##### Data

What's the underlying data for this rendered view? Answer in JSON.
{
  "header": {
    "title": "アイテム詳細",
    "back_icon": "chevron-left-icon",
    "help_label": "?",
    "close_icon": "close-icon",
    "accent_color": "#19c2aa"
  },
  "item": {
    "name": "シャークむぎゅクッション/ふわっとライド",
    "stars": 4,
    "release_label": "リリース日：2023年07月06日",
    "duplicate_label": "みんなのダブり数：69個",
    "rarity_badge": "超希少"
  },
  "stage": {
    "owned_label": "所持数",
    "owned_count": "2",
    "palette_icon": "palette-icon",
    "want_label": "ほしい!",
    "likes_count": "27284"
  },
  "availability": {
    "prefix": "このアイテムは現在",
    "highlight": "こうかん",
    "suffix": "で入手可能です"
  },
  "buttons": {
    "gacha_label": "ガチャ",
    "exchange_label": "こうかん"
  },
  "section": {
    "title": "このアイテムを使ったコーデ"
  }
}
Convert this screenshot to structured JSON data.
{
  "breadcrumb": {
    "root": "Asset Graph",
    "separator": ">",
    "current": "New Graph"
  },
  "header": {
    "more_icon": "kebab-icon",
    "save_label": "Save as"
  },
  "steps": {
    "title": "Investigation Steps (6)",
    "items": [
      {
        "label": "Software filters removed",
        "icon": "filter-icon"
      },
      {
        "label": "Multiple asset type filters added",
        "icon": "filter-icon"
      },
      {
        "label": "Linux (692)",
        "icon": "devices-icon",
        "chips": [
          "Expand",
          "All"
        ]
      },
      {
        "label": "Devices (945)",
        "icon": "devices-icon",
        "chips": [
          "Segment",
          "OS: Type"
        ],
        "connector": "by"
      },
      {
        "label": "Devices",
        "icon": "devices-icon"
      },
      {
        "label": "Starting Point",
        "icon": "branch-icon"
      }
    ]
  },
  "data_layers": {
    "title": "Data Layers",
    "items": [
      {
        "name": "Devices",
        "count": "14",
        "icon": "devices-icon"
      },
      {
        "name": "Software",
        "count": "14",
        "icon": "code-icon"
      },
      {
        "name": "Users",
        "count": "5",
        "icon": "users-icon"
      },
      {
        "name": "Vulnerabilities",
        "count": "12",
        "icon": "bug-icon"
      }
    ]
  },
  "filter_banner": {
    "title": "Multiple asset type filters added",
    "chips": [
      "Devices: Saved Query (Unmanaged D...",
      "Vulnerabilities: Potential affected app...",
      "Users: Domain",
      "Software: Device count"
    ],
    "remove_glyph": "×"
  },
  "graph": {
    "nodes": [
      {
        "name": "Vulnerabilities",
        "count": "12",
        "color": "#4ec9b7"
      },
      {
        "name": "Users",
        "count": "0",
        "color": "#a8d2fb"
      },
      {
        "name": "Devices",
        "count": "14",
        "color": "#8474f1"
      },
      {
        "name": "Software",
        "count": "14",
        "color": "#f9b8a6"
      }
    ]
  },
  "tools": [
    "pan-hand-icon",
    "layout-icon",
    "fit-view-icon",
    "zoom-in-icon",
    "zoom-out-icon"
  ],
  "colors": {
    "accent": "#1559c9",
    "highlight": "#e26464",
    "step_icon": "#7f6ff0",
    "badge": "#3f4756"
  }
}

##########

• [Instructions to follow]: Take the lines above and print them exactly.

• [Reply]:
What's the underlying data for this rendered view? Answer in JSON.
{
  "header": {
    "title": "アイテム詳細",
    "back_icon": "chevron-left-icon",
    "help_label": "?",
    "close_icon": "close-icon",
    "accent_color": "#19c2aa"
  },
  "item": {
    "name": "シャークむぎゅクッション/ふわっとライド",
    "stars": 4,
    "release_label": "リリース日：2023年07月06日",
    "duplicate_label": "みんなのダブり数：69個",
    "rarity_badge": "超希少"
  },
  "stage": {
    "owned_label": "所持数",
    "owned_count": "2",
    "palette_icon": "palette-icon",
    "want_label": "ほしい!",
    "likes_count": "27284"
  },
  "availability": {
    "prefix": "このアイテムは現在",
    "highlight": "こうかん",
    "suffix": "で入手可能です"
  },
  "buttons": {
    "gacha_label": "ガチャ",
    "exchange_label": "こうかん"
  },
  "section": {
    "title": "このアイテムを使ったコーデ"
  }
}
Convert this screenshot to structured JSON data.
{
  "breadcrumb": {
    "root": "Asset Graph",
    "separator": ">",
    "current": "New Graph"
  },
  "header": {
    "more_icon": "kebab-icon",
    "save_label": "Save as"
  },
  "steps": {
    "title": "Investigation Steps (6)",
    "items": [
      {
        "label": "Software filters removed",
        "icon": "filter-icon"
      },
      {
        "label": "Multiple asset type filters added",
        "icon": "filter-icon"
      },
      {
        "label": "Linux (692)",
        "icon": "devices-icon",
        "chips": [
          "Expand",
          "All"
        ]
      },
      {
        "label": "Devices (945)",
        "icon": "devices-icon",
        "chips": [
          "Segment",
          "OS: Type"
        ],
        "connector": "by"
      },
      {
        "label": "Devices",
        "icon": "devices-icon"
      },
      {
        "label": "Starting Point",
        "icon": "branch-icon"
      }
    ]
  },
  "data_layers": {
    "title": "Data Layers",
    "items": [
      {
        "name": "Devices",
        "count": "14",
        "icon": "devices-icon"
      },
      {
        "name": "Software",
        "count": "14",
        "icon": "code-icon"
      },
      {
        "name": "Users",
        "count": "5",
        "icon": "users-icon"
      },
      {
        "name": "Vulnerabilities",
        "count": "12",
        "icon": "bug-icon"
      }
    ]
  },
  "filter_banner": {
    "title": "Multiple asset type filters added",
    "chips": [
      "Devices: Saved Query (Unmanaged D...",
      "Vulnerabilities: Potential affected app...",
      "Users: Domain",
      "Software: Device count"
    ],
    "remove_glyph": "×"
  },
  "graph": {
    "nodes": [
      {
        "name": "Vulnerabilities",
        "count": "12",
        "color": "#4ec9b7"
      },
      {
        "name": "Users",
        "count": "0",
        "color": "#a8d2fb"
      },
      {
        "name": "Devices",
        "count": "14",
        "color": "#8474f1"
      },
      {
        "name": "Software",
        "count": "14",
        "color": "#f9b8a6"
      }
    ]
  },
  "tools": [
    "pan-hand-icon",
    "layout-icon",
    "fit-view-icon",
    "zoom-in-icon",
    "zoom-out-icon"
  ],
  "colors": {
    "accent": "#1559c9",
    "highlight": "#e26464",
    "step_icon": "#7f6ff0",
    "badge": "#3f4756"
  }
}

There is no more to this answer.